# Task directions
Repeat, line for line, the entries printed below.
-- START OF Task input --
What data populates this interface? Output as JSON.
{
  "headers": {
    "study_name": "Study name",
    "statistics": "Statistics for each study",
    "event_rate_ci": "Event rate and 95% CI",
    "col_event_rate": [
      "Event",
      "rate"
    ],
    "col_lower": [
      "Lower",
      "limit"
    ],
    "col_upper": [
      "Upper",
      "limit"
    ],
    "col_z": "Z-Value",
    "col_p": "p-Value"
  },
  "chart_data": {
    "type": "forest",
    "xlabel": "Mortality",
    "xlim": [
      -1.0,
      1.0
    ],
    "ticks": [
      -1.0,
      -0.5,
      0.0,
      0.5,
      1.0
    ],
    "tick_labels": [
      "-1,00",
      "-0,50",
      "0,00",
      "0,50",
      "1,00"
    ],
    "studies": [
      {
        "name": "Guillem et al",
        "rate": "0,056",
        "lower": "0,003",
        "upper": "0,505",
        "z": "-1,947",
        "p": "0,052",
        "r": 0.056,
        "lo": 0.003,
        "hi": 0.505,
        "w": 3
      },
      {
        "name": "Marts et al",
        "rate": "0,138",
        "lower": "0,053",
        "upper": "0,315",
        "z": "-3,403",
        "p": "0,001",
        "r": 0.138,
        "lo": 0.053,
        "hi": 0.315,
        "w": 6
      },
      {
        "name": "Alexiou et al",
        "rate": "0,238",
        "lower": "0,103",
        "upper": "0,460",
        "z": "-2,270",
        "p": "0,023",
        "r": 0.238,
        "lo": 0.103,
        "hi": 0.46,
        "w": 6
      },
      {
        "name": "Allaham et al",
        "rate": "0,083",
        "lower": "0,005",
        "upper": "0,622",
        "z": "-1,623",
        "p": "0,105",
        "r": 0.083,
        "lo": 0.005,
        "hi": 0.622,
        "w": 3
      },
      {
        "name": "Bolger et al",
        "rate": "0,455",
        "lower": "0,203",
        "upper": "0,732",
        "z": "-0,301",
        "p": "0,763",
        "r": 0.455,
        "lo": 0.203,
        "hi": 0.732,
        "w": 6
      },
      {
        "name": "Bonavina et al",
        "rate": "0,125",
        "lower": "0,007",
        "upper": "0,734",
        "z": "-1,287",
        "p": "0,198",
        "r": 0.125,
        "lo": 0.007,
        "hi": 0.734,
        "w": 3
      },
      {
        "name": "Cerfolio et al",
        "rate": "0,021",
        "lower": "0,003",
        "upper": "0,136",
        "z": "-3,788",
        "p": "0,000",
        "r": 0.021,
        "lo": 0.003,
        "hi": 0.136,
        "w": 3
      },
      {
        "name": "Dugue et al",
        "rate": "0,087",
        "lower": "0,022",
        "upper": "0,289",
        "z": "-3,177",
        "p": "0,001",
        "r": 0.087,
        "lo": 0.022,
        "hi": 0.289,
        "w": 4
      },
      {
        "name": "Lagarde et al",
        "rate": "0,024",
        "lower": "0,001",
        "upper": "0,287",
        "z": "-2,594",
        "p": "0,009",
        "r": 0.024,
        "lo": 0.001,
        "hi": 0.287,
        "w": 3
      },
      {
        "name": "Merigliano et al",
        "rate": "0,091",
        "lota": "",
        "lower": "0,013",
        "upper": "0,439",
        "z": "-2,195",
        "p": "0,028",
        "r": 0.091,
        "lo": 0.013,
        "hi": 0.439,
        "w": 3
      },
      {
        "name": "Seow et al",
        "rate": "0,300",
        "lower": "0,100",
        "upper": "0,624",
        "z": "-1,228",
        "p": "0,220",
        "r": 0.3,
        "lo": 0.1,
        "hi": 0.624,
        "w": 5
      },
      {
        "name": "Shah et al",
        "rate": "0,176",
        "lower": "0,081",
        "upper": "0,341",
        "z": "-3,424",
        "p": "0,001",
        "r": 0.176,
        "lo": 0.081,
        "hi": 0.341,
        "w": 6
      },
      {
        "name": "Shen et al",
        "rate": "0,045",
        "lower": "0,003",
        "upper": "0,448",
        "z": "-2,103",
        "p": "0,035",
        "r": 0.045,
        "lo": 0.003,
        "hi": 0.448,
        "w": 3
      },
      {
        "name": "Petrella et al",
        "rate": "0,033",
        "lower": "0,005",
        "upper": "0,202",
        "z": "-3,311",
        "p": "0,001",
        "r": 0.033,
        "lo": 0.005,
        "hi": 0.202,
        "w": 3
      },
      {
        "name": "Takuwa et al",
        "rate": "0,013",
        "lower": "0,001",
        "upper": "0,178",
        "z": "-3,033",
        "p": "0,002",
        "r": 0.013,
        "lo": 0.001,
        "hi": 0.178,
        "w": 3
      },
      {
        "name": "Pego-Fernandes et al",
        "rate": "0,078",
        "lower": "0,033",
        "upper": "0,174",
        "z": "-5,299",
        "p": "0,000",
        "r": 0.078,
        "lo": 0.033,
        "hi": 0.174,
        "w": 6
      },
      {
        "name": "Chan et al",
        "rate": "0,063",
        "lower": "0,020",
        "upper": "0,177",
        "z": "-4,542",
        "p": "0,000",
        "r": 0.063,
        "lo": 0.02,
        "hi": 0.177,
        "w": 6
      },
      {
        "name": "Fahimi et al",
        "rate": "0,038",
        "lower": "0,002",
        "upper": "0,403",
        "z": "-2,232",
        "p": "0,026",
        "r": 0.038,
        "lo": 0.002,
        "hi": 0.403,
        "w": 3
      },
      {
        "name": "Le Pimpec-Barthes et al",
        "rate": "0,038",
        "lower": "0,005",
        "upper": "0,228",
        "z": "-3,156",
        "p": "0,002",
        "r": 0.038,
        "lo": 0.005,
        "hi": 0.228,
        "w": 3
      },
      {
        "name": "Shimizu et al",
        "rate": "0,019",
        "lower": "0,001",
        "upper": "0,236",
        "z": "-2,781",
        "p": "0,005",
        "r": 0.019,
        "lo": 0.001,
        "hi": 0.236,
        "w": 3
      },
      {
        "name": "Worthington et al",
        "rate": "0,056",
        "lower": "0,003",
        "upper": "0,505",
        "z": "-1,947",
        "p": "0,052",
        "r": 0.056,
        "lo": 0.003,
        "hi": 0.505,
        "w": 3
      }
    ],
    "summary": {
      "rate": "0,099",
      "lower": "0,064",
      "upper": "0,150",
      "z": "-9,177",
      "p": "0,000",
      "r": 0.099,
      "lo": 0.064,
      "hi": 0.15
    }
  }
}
-- END OF Task input --
# The output
What data populates this interface? Output as JSON.
{
  "headers": {
    "study_name": "Study name",
    "statistics": "Statistics for each study",
    "event_rate_ci": "Event rate and 95% CI",
    "col_event_rate": [
      "Event",
      "rate"
    ],
    "col_lower": [
      "Lower",
      "limit"
    ],
    "col_upper": [
      "Upper",
      "limit"
    ],
    "col_z": "Z-Value",
    "col_p": "p-Value"
  },
  "chart_data": {
    "type": "forest",
    "xlabel": "Mortality",
    "xlim": [
      -1.0,
      1.0
    ],
    "ticks": [
      -1.0,
      -0.5,
      0.0,
      0.5,
      1.0
    ],
    "tick_labels": [
      "-1,00",
      "-0,50",
      "0,00",
      "0,50",
      "1,00"
    ],
    "studies": [
      {
        "name": "Guillem et al",
        "rate": "0,056",
        "lower": "0,003",
        "upper": "0,505",
        "z": "-1,947",
        "p": "0,052",
        "r": 0.056,
        "lo": 0.003,
        "hi": 0.505,
        "w": 3
      },
      {
        "name": "Marts et al",
        "rate": "0,138",
        "lower": "0,053",
        "upper": "0,315",
        "z": "-3,403",
        "p": "0,001",
        "r": 0.138,
        "lo": 0.053,
        "hi": 0.315,
        "w": 6
      },
      {
        "name": "Alexiou et al",
        "rate": "0,238",
        "lower": "0,103",
        "upper": "0,460",
        "z": "-2,270",
        "p": "0,023",
        "r": 0.238,
        "lo": 0.103,
        "hi": 0.46,
        "w": 6
      },
      {
        "name": "Allaham et al",
        "rate": "0,083",
        "lower": "0,005",
        "upper": "0,622",
        "z": "-1,623",
        "p": "0,105",
        "r": 0.083,
        "lo": 0.005,
        "hi": 0.622,
        "w": 3
      },
      {
        "name": "Bolger et al",
        "rate": "0,455",
        "lower": "0,203",
        "upper": "0,732",
        "z": "-0,301",
        "p": "0,763",
        "r": 0.455,
        "lo": 0.203,
        "hi": 0.732,
        "w": 6
      },
      {
        "name": "Bonavina et al",
        "rate": "0,125",
        "lower": "0,007",
        "upper": "0,734",
        "z": "-1,287",
        "p": "0,198",
        "r": 0.125,
        "lo": 0.007,
        "hi": 0.734,
        "w": 3
      },
      {
        "name": "Cerfolio et al",
        "rate": "0,021",
        "lower": "0,003",
        "upper": "0,136",
        "z": "-3,788",
        "p": "0,000",
        "r": 0.021,
        "lo": 0.003,
        "hi": 0.136,
        "w": 3
      },
      {
        "name": "Dugue et al",
        "rate": "0,087",
        "lower": "0,022",
        "upper": "0,289",
        "z": "-3,177",
        "p": "0,001",
        "r": 0.087,
        "lo": 0.022,
        "hi": 0.289,
        "w": 4
      },
      {
        "name": "Lagarde et al",
        "rate": "0,024",
        "lower": "0,001",
        "upper": "0,287",
        "z": "-2,594",
        "p": "0,009",
        "r": 0.024,
        "lo": 0.001,
        "hi": 0.287,
        "w": 3
      },
      {
        "name": "Merigliano et al",
        "rate": "0,091",
        "lota": "",
        "lower": "0,013",
        "upper": "0,439",
        "z": "-2,195",
        "p": "0,028",
        "r": 0.091,
        "lo": 0.013,
        "hi": 0.439,
        "w": 3
      },
      {
        "name": "Seow et al",
        "rate": "0,300",
        "lower": "0,100",
        "upper": "0,624",
        "z": "-1,228",
        "p": "0,220",
        "r": 0.3,
        "lo": 0.1,
        "hi": 0.624,
        "w": 5
      },
      {
        "name": "Shah et al",
        "rate": "0,176",
        "lower": "0,081",
        "upper": "0,341",
        "z": "-3,424",
        "p": "0,001",
        "r": 0.176,
        "lo": 0.081,
        "hi": 0.341,
        "w": 6
      },
      {
        "name": "Shen et al",
        "rate": "0,045",
        "lower": "0,003",
        "upper": "0,448",
        "z": "-2,103",
        "p": "0,035",
        "r": 0.045,
        "lo": 0.003,
        "hi": 0.448,
        "w": 3
      },
      {
        "name": "Petrella et al",
        "rate": "0,033",
        "lower": "0,005",
        "upper": "0,202",
        "z": "-3,311",
        "p": "0,001",
        "r": 0.033,
        "lo": 0.005,
        "hi": 0.202,
        "w": 3
      },
      {
        "name": "Takuwa et al",
        "rate": "0,013",
        "lower": "0,001",
        "upper": "0,178",
        "z": "-3,033",
        "p": "0,002",
        "r": 0.013,
        "lo": 0.001,
        "hi": 0.178,
        "w": 3
      },
      {
        "name": "Pego-Fernandes et al",
        "rate": "0,078",
        "lower": "0,033",
        "upper": "0,174",
        "z": "-5,299",
        "p": "0,000",
        "r": 0.078,
        "lo": 0.033,
        "hi": 0.174,
        "w": 6
      },
      {
        "name": "Chan et al",
        "rate": "0,063",
        "lower": "0,020",
        "upper": "0,177",
        "z": "-4,542",
        "p": "0,000",
        "r": 0.063,
        "lo": 0.02,
        "hi": 0.177,
        "w": 6
      },
      {
        "name": "Fahimi et al",
        "rate": "0,038",
        "lower": "0,002",
        "upper": "0,403",
        "z": "-2,232",
        "p": "0,026",
        "r": 0.038,
        "lo": 0.002,
        "hi": 0.403,
        "w": 3
      },
      {
        "name": "Le Pimpec-Barthes et al",
        "rate": "0,038",
        "lower": "0,005",
        "upper": "0,228",
        "z": "-3,156",
        "p": "0,002",
        "r": 0.038,
        "lo": 0.005,
        "hi": 0.228,
        "w": 3
      },
      {
        "name": "Shimizu et al",
        "rate": "0,019",
        "lower": "0,001",
        "upper": "0,236",
        "z": "-2,781",
        "p": "0,005",
        "r": 0.019,
        "lo": 0.001,
        "hi": 0.236,
        "w": 3
      },
      {
        "name": "Worthington et al",
        "rate": "0,056",
        "lower": "0,003",
        "upper": "0,505",
        "z": "-1,947",
        "p": "0,052",
        "r": 0.056,
        "lo": 0.003,
        "hi": 0.505,
        "w": 3
      }
    ],
    "summary": {
      "rate": "0,099",
      "lower": "0,064",
      "upper": "0,150",
      "z": "-9,177",
      "p": "0,000",
      "r": 0.099,
      "lo": 0.064,
      "hi": 0.15
    }
  }
}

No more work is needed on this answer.